■ **SHORT TASK**:
Report the count of lines below that include "color", without any other text.

■ **MATERIAL PROVIDED**:
============
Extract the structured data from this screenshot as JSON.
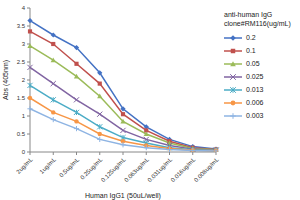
{
  "chart_data": {
    "type": "line",
    "x_label": "Human IgG1 (50uL/well)",
    "y_label": "Abs (405nm)",
    "legend_title": "anti-human IgG clone#RM116(ug/mL)",
    "categories": [
      "2ug/mL",
      "1ug/mL",
      "0.5ug/mL",
      "0.25ug/mL",
      "0.125ug/mL",
      "0.063ug/mL",
      "0.031ug/mL",
      "0.016ug/mL",
      "0.008ug/mL"
    ],
    "ylim": [
      0,
      4
    ],
    "yticks": [
      0,
      0.5,
      1,
      1.5,
      2,
      2.5,
      3,
      3.5,
      4
    ],
    "grid": false,
    "legend": "right",
    "series": [
      {
        "name": "0.2",
        "color": "#4472c4",
        "marker": "diamond",
        "values": [
          3.65,
          3.25,
          2.9,
          2.2,
          1.2,
          0.7,
          0.35,
          0.15,
          0.08
        ]
      },
      {
        "name": "0.1",
        "color": "#c0504d",
        "marker": "square",
        "values": [
          3.35,
          3.0,
          2.45,
          1.9,
          1.05,
          0.6,
          0.3,
          0.12,
          0.07
        ]
      },
      {
        "name": "0.05",
        "color": "#9bbb59",
        "marker": "triangle",
        "values": [
          2.95,
          2.55,
          2.1,
          1.55,
          0.85,
          0.5,
          0.25,
          0.1,
          0.06
        ]
      },
      {
        "name": "0.025",
        "color": "#8064a2",
        "marker": "x",
        "values": [
          2.35,
          1.9,
          1.45,
          1.05,
          0.6,
          0.35,
          0.18,
          0.08,
          0.05
        ]
      },
      {
        "name": "0.013",
        "color": "#4bacc6",
        "marker": "asterisk",
        "values": [
          1.85,
          1.45,
          1.1,
          0.7,
          0.4,
          0.25,
          0.12,
          0.06,
          0.05
        ]
      },
      {
        "name": "0.006",
        "color": "#f79646",
        "marker": "circle",
        "values": [
          1.5,
          1.1,
          0.85,
          0.5,
          0.3,
          0.18,
          0.1,
          0.05,
          0.04
        ]
      },
      {
        "name": "0.003",
        "color": "#8eb4e3",
        "marker": "plus",
        "values": [
          1.2,
          0.9,
          0.65,
          0.35,
          0.2,
          0.12,
          0.07,
          0.04,
          0.03
        ]
      }
    ]
  }
}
============
■ **THE RESULT**:
7